* BEGIN *

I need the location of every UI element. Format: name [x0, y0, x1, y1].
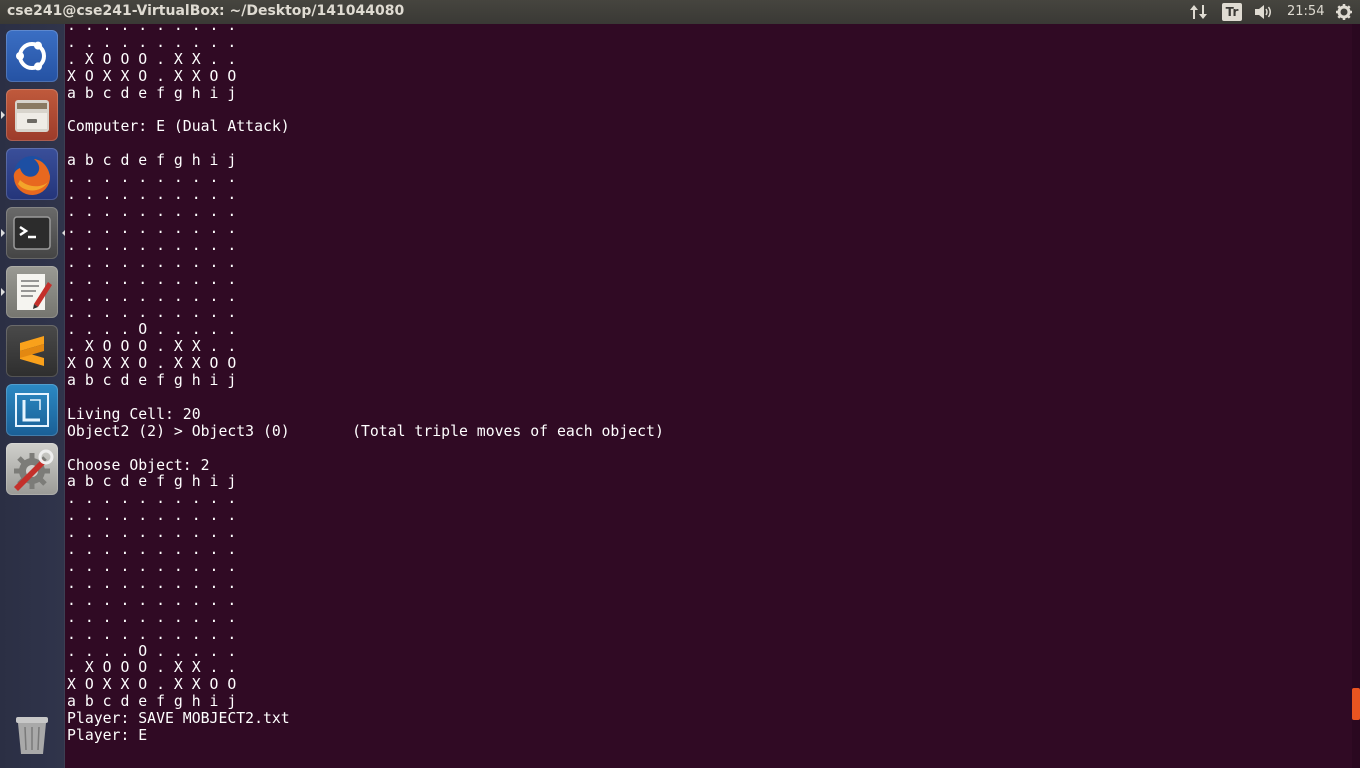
window-title: cse241@cse241-VirtualBox: ~/Desktop/1410…: [7, 3, 405, 19]
screenshot-icon: [15, 393, 49, 427]
launcher-files[interactable]: [1, 89, 58, 141]
terminal-line: . . . . . . . . . .: [67, 574, 237, 592]
terminal-line: . . . . . . . . . .: [67, 490, 237, 508]
launcher-system-settings[interactable]: [6, 443, 58, 495]
launcher-trash[interactable]: [6, 708, 58, 760]
terminal-line: . . . . . . . . . .: [67, 236, 237, 254]
terminal-line: . . . . . . . . . .: [67, 33, 237, 51]
terminal-line: . X O O O . X X . .: [67, 338, 237, 356]
terminal-line: X O X X O . X X O O: [67, 355, 237, 373]
terminal-line: . . . . . . . . . .: [67, 507, 237, 525]
terminal-line: a b c d e f g h i j: [67, 152, 237, 170]
updown-arrows-icon[interactable]: [1188, 2, 1210, 22]
running-indicator: [1, 229, 5, 237]
terminal-line: . . . . . . . . . .: [67, 169, 237, 187]
terminal-scrollbar[interactable]: [1352, 24, 1360, 768]
running-indicator: [1, 111, 5, 119]
terminal-line: . . . . . . . . . .: [67, 304, 237, 322]
terminal-output[interactable]: . . . . . . . . . .. . . . . . . . . .. …: [67, 24, 664, 745]
terminal-line: Object2 (2) > Object3 (0) (Total triple …: [67, 422, 664, 440]
top-panel: cse241@cse241-VirtualBox: ~/Desktop/1410…: [0, 0, 1360, 24]
launcher-ubuntu-dash[interactable]: [6, 30, 58, 82]
terminal-line: Living Cell: 20: [67, 405, 201, 423]
sublime-text-icon: [20, 336, 44, 366]
terminal-line: Player: SAVE MOBJECT2.txt: [67, 710, 290, 728]
terminal-line: . . . . . . . . . .: [67, 253, 237, 271]
launcher-screenshot[interactable]: [6, 384, 58, 436]
terminal-line: . . . . O . . . . .: [67, 642, 237, 660]
terminal-line: a b c d e f g h i j: [67, 372, 237, 390]
terminal-line: . . . . . . . . . .: [67, 625, 237, 643]
terminal-line: Choose Object: 2: [67, 456, 210, 474]
terminal-line: . . . . . . . . . .: [67, 186, 237, 204]
keyboard-layout-indicator[interactable]: Tr: [1222, 3, 1242, 21]
terminal-line: a b c d e f g h i j: [67, 473, 237, 491]
terminal-line: . . . . . . . . . .: [67, 270, 237, 288]
terminal-line: X O X X O . X X O O: [67, 67, 237, 85]
firefox-icon: [13, 156, 51, 196]
terminal-line: . . . . O . . . . .: [67, 321, 237, 339]
terminal-line: . . . . . . . . . .: [67, 202, 237, 220]
terminal-line: Computer: E (Dual Attack): [67, 118, 290, 136]
terminal-line: . . . . . . . . . .: [67, 219, 237, 237]
launcher-sublime-text[interactable]: [6, 325, 58, 377]
terminal-line: a b c d e f g h i j: [67, 693, 237, 711]
clock[interactable]: 21:54: [1287, 4, 1324, 24]
speaker-icon[interactable]: [1253, 2, 1275, 22]
wrench-gear-icon: [14, 449, 54, 491]
terminal-window[interactable]: . . . . . . . . . .. . . . . . . . . .. …: [65, 24, 1352, 768]
terminal-line: a b c d e f g h i j: [67, 84, 237, 102]
gear-icon[interactable]: [1335, 2, 1353, 22]
terminal-line: . . . . . . . . . .: [67, 524, 237, 542]
running-indicator: [1, 288, 5, 296]
terminal-line: . . . . . . . . . .: [67, 287, 237, 305]
text-editor-icon: [17, 274, 52, 310]
trash-icon: [16, 717, 48, 754]
terminal-line: X O X X O . X X O O: [67, 676, 237, 694]
terminal-line: . . . . . . . . . .: [67, 541, 237, 559]
terminal-line: . . . . . . . . . .: [67, 591, 237, 609]
launcher-firefox[interactable]: [6, 148, 58, 200]
scrollbar-thumb[interactable]: [1352, 688, 1360, 720]
launcher-terminal[interactable]: [1, 207, 66, 259]
terminal-icon: [13, 216, 51, 250]
terminal-line: Player: E: [67, 727, 148, 745]
terminal-line: . X O O O . X X . .: [67, 659, 237, 677]
launcher-text-editor[interactable]: [1, 266, 58, 318]
launcher: [0, 24, 66, 768]
terminal-line: . . . . . . . . . .: [67, 608, 237, 626]
terminal-line: . X O O O . X X . .: [67, 50, 237, 68]
file-cabinet-icon: [15, 100, 49, 132]
terminal-line: . . . . . . . . . .: [67, 558, 237, 575]
ubuntu-logo-icon: [16, 41, 46, 71]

* END *

#### DESCRIPTION OF THE TASK:
Copy every line of the entries above word for word, omitting the pictures.

#### SOLUTION FOR THIS TASK:
I need the location of every UI element. Format: name [x0, y0, x1, y1].
window-title: cse241@cse241-VirtualBox: ~/Desktop/1410…: [7, 3, 405, 19]
screenshot-icon: [15, 393, 49, 427]
launcher-files[interactable]: [1, 89, 58, 141]
terminal-line: . . . . . . . . . .: [67, 574, 237, 592]
terminal-line: . . . . . . . . . .: [67, 490, 237, 508]
launcher-system-settings[interactable]: [6, 443, 58, 495]
launcher-trash[interactable]: [6, 708, 58, 760]
terminal-line: . . . . . . . . . .: [67, 236, 237, 254]
terminal-line: . . . . . . . . . .: [67, 33, 237, 51]
terminal-line: . X O O O . X X . .: [67, 338, 237, 356]
terminal-line: X O X X O . X X O O: [67, 355, 237, 373]
terminal-line: . . . . . . . . . .: [67, 507, 237, 525]
terminal-line: a b c d e f g h i j: [67, 152, 237, 170]
updown-arrows-icon[interactable]: [1188, 2, 1210, 22]
running-indicator: [1, 229, 5, 237]
terminal-line: . . . . . . . . . .: [67, 169, 237, 187]
terminal-scrollbar[interactable]: [1352, 24, 1360, 768]
running-indicator: [1, 111, 5, 119]
terminal-line: . . . . . . . . . .: [67, 304, 237, 322]
terminal-output[interactable]: . . . . . . . . . .. . . . . . . . . .. …: [67, 24, 664, 745]
terminal-line: Object2 (2) > Object3 (0) (Total triple …: [67, 422, 664, 440]
top-panel: cse241@cse241-VirtualBox: ~/Desktop/1410…: [0, 0, 1360, 24]
launcher-ubuntu-dash[interactable]: [6, 30, 58, 82]
terminal-line: Living Cell: 20: [67, 405, 201, 423]
sublime-text-icon: [20, 336, 44, 366]
terminal-line: Player: SAVE MOBJECT2.txt: [67, 710, 290, 728]
terminal-line: . . . . . . . . . .: [67, 253, 237, 271]
launcher-screenshot[interactable]: [6, 384, 58, 436]
terminal-line: . . . . O . . . . .: [67, 642, 237, 660]
terminal-line: a b c d e f g h i j: [67, 372, 237, 390]
terminal-line: . . . . . . . . . .: [67, 625, 237, 643]
terminal-line: Choose Object: 2: [67, 456, 210, 474]
terminal-line: . . . . . . . . . .: [67, 186, 237, 204]
keyboard-layout-indicator[interactable]: Tr: [1222, 3, 1242, 21]
terminal-line: a b c d e f g h i j: [67, 473, 237, 491]
terminal-line: . . . . . . . . . .: [67, 270, 237, 288]
terminal-line: X O X X O . X X O O: [67, 67, 237, 85]
firefox-icon: [13, 156, 51, 196]
terminal-line: . . . . O . . . . .: [67, 321, 237, 339]
terminal-line: . . . . . . . . . .: [67, 202, 237, 220]
terminal-line: Computer: E (Dual Attack): [67, 118, 290, 136]
terminal-line: . . . . . . . . . .: [67, 219, 237, 237]
launcher-sublime-text[interactable]: [6, 325, 58, 377]
terminal-line: a b c d e f g h i j: [67, 693, 237, 711]
clock[interactable]: 21:54: [1287, 4, 1324, 24]
speaker-icon[interactable]: [1253, 2, 1275, 22]
wrench-gear-icon: [14, 449, 54, 491]
terminal-window[interactable]: . . . . . . . . . .. . . . . . . . . .. …: [65, 24, 1352, 768]
terminal-line: a b c d e f g h i j: [67, 84, 237, 102]
gear-icon[interactable]: [1335, 2, 1353, 22]
terminal-line: . . . . . . . . . .: [67, 524, 237, 542]
running-indicator: [1, 288, 5, 296]
terminal-line: . . . . . . . . . .: [67, 287, 237, 305]
text-editor-icon: [17, 274, 52, 310]
trash-icon: [16, 717, 48, 754]
terminal-line: X O X X O . X X O O: [67, 676, 237, 694]
terminal-line: . . . . . . . . . .: [67, 541, 237, 559]
terminal-line: . . . . . . . . . .: [67, 591, 237, 609]
launcher-firefox[interactable]: [6, 148, 58, 200]
scrollbar-thumb[interactable]: [1352, 688, 1360, 720]
launcher-terminal[interactable]: [1, 207, 66, 259]
terminal-icon: [13, 216, 51, 250]
terminal-line: Player: E: [67, 727, 148, 745]
terminal-line: . X O O O . X X . .: [67, 659, 237, 677]
launcher-text-editor[interactable]: [1, 266, 58, 318]
launcher: [0, 24, 66, 768]
terminal-line: . . . . . . . . . .: [67, 608, 237, 626]
terminal-line: . X O O O . X X . .: [67, 50, 237, 68]
file-cabinet-icon: [15, 100, 49, 132]
terminal-line: . . . . . . . . . .: [67, 558, 237, 575]
ubuntu-logo-icon: [16, 41, 46, 71]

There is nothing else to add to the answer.